Raw data start

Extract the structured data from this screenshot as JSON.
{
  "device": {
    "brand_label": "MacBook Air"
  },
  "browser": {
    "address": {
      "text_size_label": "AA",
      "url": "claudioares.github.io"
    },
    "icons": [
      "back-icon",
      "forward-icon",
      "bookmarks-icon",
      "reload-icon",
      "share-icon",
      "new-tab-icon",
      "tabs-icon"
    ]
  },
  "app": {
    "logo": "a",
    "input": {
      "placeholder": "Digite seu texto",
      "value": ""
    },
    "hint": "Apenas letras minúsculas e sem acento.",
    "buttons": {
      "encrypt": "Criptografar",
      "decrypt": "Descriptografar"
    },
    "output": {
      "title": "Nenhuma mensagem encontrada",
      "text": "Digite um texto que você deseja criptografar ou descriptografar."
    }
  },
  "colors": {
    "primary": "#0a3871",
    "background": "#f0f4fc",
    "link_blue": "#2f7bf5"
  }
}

Raw data end
Raw data start

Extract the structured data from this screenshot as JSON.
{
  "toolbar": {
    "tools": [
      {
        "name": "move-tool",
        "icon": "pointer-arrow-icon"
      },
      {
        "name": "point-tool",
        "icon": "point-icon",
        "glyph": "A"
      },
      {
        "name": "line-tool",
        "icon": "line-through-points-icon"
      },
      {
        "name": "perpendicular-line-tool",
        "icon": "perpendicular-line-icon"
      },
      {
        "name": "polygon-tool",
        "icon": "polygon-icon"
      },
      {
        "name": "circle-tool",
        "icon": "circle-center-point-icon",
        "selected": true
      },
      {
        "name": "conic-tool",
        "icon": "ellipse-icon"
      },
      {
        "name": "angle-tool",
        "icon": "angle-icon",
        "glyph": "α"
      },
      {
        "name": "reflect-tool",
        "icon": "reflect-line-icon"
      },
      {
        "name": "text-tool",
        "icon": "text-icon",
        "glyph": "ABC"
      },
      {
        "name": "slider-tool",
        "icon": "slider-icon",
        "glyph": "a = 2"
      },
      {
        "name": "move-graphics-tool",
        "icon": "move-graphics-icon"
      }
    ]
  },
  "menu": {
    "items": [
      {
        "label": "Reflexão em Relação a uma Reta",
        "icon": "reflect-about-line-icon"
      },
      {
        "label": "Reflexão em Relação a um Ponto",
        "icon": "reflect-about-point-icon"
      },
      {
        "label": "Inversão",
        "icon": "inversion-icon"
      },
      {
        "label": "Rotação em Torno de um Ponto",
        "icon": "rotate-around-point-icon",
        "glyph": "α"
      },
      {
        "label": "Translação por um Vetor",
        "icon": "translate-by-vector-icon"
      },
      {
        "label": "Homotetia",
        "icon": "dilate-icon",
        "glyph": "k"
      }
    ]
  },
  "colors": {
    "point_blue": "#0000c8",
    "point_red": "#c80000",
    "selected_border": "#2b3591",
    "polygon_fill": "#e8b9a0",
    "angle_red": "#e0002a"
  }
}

Raw data end

Show, from the material above, each line that includes the string "reflect".

        "name": "reflect-tool",
        "icon": "reflect-line-icon"
        "icon": "reflect-about-line-icon"
        "icon": "reflect-about-point-icon"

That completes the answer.